▸ TASK PROMPT
List each line of the data that holds the string "have", please.

▸ DATA LISTING

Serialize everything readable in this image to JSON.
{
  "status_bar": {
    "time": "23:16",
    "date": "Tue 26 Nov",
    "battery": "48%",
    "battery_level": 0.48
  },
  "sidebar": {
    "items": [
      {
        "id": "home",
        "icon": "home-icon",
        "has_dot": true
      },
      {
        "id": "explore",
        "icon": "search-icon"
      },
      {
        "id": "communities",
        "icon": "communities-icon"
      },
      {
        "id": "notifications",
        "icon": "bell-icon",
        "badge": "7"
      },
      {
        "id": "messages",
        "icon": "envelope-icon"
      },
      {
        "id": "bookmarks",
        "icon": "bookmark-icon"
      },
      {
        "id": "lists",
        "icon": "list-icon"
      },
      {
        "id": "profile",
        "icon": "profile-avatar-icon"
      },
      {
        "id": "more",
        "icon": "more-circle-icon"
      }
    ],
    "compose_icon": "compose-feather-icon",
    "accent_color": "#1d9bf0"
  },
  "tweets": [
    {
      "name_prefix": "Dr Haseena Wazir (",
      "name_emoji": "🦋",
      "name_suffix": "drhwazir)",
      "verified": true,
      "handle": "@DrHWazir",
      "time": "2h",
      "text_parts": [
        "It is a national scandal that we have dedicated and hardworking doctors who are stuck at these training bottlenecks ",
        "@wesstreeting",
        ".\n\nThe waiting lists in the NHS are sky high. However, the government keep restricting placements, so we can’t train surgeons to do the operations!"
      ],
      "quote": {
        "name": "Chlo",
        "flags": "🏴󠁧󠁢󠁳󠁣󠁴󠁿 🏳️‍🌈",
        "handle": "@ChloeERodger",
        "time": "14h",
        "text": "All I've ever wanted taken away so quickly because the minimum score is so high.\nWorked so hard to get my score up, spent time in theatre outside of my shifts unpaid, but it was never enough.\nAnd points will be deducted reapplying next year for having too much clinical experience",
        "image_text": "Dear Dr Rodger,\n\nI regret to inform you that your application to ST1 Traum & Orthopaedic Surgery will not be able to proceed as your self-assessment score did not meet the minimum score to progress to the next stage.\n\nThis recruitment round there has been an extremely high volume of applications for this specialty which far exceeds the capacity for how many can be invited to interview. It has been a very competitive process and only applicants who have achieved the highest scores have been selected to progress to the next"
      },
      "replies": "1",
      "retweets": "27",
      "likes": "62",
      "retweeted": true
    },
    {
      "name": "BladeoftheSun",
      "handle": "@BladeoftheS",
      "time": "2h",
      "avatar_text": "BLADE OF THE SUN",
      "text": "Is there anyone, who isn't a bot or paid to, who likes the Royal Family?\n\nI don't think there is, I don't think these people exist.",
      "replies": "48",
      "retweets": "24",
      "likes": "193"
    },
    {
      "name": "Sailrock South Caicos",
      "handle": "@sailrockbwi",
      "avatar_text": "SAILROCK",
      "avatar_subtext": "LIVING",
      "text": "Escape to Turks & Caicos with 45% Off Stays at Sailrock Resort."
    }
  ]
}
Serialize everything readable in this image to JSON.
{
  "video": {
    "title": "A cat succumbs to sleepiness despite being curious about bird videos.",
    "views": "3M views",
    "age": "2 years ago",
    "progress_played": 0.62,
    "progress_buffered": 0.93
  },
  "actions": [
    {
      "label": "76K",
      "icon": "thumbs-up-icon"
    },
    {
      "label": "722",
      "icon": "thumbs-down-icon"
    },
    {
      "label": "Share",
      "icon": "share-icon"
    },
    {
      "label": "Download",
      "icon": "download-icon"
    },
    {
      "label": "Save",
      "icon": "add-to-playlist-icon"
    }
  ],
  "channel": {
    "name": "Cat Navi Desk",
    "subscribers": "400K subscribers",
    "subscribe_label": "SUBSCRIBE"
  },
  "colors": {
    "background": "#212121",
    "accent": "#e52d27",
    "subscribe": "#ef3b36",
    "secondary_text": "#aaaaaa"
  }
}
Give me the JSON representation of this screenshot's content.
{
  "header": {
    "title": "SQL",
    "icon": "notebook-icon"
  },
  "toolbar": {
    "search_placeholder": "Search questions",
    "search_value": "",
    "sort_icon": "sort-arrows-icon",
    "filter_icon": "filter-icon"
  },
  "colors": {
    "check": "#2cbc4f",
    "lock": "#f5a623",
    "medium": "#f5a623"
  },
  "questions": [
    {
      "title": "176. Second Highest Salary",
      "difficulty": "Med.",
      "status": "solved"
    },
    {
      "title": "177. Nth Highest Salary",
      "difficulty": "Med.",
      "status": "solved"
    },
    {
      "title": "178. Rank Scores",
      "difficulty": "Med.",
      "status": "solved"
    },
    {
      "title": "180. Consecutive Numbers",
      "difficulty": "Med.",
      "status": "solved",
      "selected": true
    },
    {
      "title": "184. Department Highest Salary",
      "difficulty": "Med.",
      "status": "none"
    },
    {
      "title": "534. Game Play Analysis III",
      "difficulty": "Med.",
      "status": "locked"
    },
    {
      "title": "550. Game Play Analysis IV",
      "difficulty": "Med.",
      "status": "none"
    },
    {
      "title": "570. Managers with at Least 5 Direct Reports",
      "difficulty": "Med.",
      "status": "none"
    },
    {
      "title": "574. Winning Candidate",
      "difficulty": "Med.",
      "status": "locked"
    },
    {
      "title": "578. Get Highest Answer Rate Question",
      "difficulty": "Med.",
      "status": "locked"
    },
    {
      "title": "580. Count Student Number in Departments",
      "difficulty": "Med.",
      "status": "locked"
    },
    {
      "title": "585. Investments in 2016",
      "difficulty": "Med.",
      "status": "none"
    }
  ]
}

▸ RESPONSE
        "It is a national scandal that we have dedicated and hardworking doctors who are stuck at these training bottlenecks ",
        "image_text": "Dear Dr Rodger,\n\nI regret to inform you that your application to ST1 Traum & Orthopaedic Surgery will not be able to proceed as your self-assessment score did not meet the minimum score to progress to the next stage.\n\nThis recruitment round there has been an extremely high volume of applications for this specialty which far exceeds the capacity for how many can be invited to interview. It has been a very competitive process and only applicants who have achieved the highest scores have been selected to progress to the next"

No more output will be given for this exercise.